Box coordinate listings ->
* start *

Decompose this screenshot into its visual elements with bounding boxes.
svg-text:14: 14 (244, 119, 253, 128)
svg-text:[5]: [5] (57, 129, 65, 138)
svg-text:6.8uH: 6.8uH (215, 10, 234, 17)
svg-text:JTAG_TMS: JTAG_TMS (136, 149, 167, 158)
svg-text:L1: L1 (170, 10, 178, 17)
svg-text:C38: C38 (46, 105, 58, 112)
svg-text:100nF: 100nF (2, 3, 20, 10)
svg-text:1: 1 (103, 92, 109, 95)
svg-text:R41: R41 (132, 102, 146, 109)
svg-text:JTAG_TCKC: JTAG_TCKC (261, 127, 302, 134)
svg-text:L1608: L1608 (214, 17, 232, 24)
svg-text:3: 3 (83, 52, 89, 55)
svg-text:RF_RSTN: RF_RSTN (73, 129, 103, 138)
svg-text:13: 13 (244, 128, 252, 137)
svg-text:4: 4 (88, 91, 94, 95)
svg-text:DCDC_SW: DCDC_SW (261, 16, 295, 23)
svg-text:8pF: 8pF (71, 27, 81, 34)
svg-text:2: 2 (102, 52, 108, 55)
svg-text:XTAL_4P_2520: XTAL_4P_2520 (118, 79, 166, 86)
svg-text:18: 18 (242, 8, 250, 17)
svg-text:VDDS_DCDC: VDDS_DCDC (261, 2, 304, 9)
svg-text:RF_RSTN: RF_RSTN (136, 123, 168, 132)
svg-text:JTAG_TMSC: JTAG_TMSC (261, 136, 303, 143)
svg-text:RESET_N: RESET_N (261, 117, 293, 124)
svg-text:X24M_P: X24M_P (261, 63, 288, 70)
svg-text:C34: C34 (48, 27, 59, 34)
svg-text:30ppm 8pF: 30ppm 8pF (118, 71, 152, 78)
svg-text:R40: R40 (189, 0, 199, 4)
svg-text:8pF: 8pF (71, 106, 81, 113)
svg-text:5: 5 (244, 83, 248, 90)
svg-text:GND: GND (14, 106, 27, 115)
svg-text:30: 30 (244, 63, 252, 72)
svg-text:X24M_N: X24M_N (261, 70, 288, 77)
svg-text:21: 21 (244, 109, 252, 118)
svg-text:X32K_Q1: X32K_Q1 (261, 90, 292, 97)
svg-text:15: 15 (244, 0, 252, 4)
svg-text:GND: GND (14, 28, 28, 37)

* end *

Rewrite all of the data above, replacing "screenshot" with "image" and keeping everything else the same.

Exercise response ->
Decompose this image into its visual elements with bounding boxes.
svg-text:14: 14 (244, 119, 253, 128)
svg-text:[5]: [5] (57, 129, 65, 138)
svg-text:6.8uH: 6.8uH (215, 10, 234, 17)
svg-text:JTAG_TMS: JTAG_TMS (136, 149, 167, 158)
svg-text:L1: L1 (170, 10, 178, 17)
svg-text:C38: C38 (46, 105, 58, 112)
svg-text:100nF: 100nF (2, 3, 20, 10)
svg-text:1: 1 (103, 92, 109, 95)
svg-text:R41: R41 (132, 102, 146, 109)
svg-text:JTAG_TCKC: JTAG_TCKC (261, 127, 302, 134)
svg-text:L1608: L1608 (214, 17, 232, 24)
svg-text:3: 3 (83, 52, 89, 55)
svg-text:RF_RSTN: RF_RSTN (73, 129, 103, 138)
svg-text:13: 13 (244, 128, 252, 137)
svg-text:4: 4 (88, 91, 94, 95)
svg-text:DCDC_SW: DCDC_SW (261, 16, 295, 23)
svg-text:8pF: 8pF (71, 27, 81, 34)
svg-text:2: 2 (102, 52, 108, 55)
svg-text:XTAL_4P_2520: XTAL_4P_2520 (118, 79, 166, 86)
svg-text:18: 18 (242, 8, 250, 17)
svg-text:VDDS_DCDC: VDDS_DCDC (261, 2, 304, 9)
svg-text:RF_RSTN: RF_RSTN (136, 123, 168, 132)
svg-text:JTAG_TMSC: JTAG_TMSC (261, 136, 303, 143)
svg-text:RESET_N: RESET_N (261, 117, 293, 124)
svg-text:X24M_P: X24M_P (261, 63, 288, 70)
svg-text:C34: C34 (48, 27, 59, 34)
svg-text:30ppm 8pF: 30ppm 8pF (118, 71, 152, 78)
svg-text:R40: R40 (189, 0, 199, 4)
svg-text:8pF: 8pF (71, 106, 81, 113)
svg-text:5: 5 (244, 83, 248, 90)
svg-text:GND: GND (14, 106, 27, 115)
svg-text:30: 30 (244, 63, 252, 72)
svg-text:X24M_N: X24M_N (261, 70, 288, 77)
svg-text:21: 21 (244, 109, 252, 118)
svg-text:X32K_Q1: X32K_Q1 (261, 90, 292, 97)
svg-text:15: 15 (244, 0, 252, 4)
svg-text:GND: GND (14, 28, 28, 37)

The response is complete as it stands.